* Start Dataset *

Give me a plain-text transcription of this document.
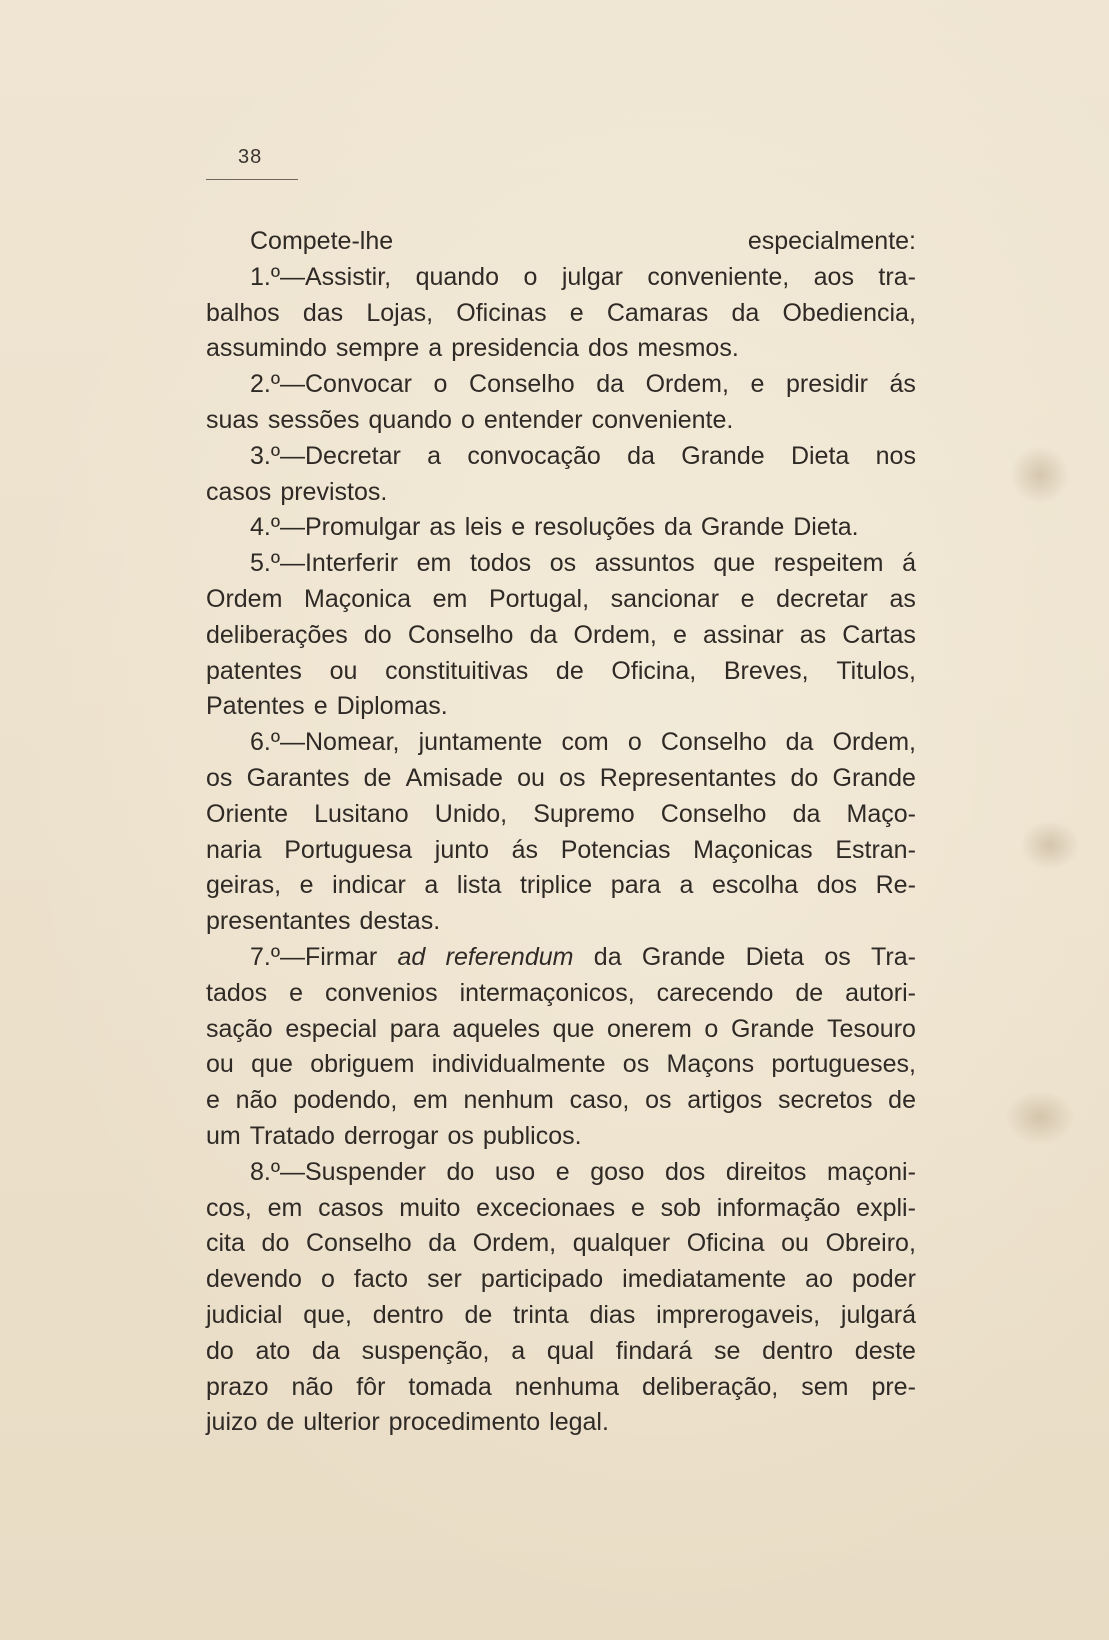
38
Compete-lhe	especialmente:
1.º—Assistir, quando o julgar conveniente, aos tra-
balhos das Lojas, Oficinas e Camaras da Obediencia,
assumindo sempre a presidencia dos mesmos.
2.º—Convocar o Conselho da Ordem, e presidir ás
suas sessões quando o entender conveniente.
3.º—Decretar a convocação da Grande Dieta nos
casos previstos.
4.º—Promulgar as leis e resoluções da Grande Dieta.
5.º—Interferir em todos os assuntos que respeitem á
Ordem Maçonica em Portugal, sancionar e decretar as
deliberações do Conselho da Ordem, e assinar as Cartas
patentes ou constituitivas de Oficina, Breves, Titulos,
Patentes e Diplomas.
6.º—Nomear, juntamente com o Conselho da Ordem,
os Garantes de Amisade ou os Representantes do Grande
Oriente Lusitano Unido, Supremo Conselho da Maço-
naria Portuguesa junto ás Potencias Maçonicas Estran-
geiras, e indicar a lista triplice para a escolha dos Re-
presentantes destas.
7.º—Firmar ad referendum da Grande Dieta os Tra-
tados e convenios intermaçonicos, carecendo de autori-
sação especial para aqueles que onerem o Grande Tesouro
ou que obriguem individualmente os Maçons portugueses,
e não podendo, em nenhum caso, os artigos secretos de
um Tratado derrogar os publicos.
8.º—Suspender do uso e goso dos direitos maçoni-
cos, em casos muito excecionaes e sob informação expli-
cita do Conselho da Ordem, qualquer Oficina ou Obreiro,
devendo o facto ser participado imediatamente ao poder
judicial que, dentro de trinta dias imprerogaveis, julgará
do ato da suspenção, a qual findará se dentro deste
prazo não fôr tomada nenhuma deliberação, sem pre-
juizo de ulterior procedimento legal.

* End Dataset *

**Request:**
Every entry above needs to be retyped exactly; drop the pictures.

**Output of the task:**
Give me a plain-text transcription of this document.
38
Compete-lhe	especialmente:
1.º—Assistir, quando o julgar conveniente, aos tra-
balhos das Lojas, Oficinas e Camaras da Obediencia,
assumindo sempre a presidencia dos mesmos.
2.º—Convocar o Conselho da Ordem, e presidir ás
suas sessões quando o entender conveniente.
3.º—Decretar a convocação da Grande Dieta nos
casos previstos.
4.º—Promulgar as leis e resoluções da Grande Dieta.
5.º—Interferir em todos os assuntos que respeitem á
Ordem Maçonica em Portugal, sancionar e decretar as
deliberações do Conselho da Ordem, e assinar as Cartas
patentes ou constituitivas de Oficina, Breves, Titulos,
Patentes e Diplomas.
6.º—Nomear, juntamente com o Conselho da Ordem,
os Garantes de Amisade ou os Representantes do Grande
Oriente Lusitano Unido, Supremo Conselho da Maço-
naria Portuguesa junto ás Potencias Maçonicas Estran-
geiras, e indicar a lista triplice para a escolha dos Re-
presentantes destas.
7.º—Firmar ad referendum da Grande Dieta os Tra-
tados e convenios intermaçonicos, carecendo de autori-
sação especial para aqueles que onerem o Grande Tesouro
ou que obriguem individualmente os Maçons portugueses,
e não podendo, em nenhum caso, os artigos secretos de
um Tratado derrogar os publicos.
8.º—Suspender do uso e goso dos direitos maçoni-
cos, em casos muito excecionaes e sob informação expli-
cita do Conselho da Ordem, qualquer Oficina ou Obreiro,
devendo o facto ser participado imediatamente ao poder
judicial que, dentro de trinta dias imprerogaveis, julgará
do ato da suspenção, a qual findará se dentro deste
prazo não fôr tomada nenhuma deliberação, sem pre-
juizo de ulterior procedimento legal.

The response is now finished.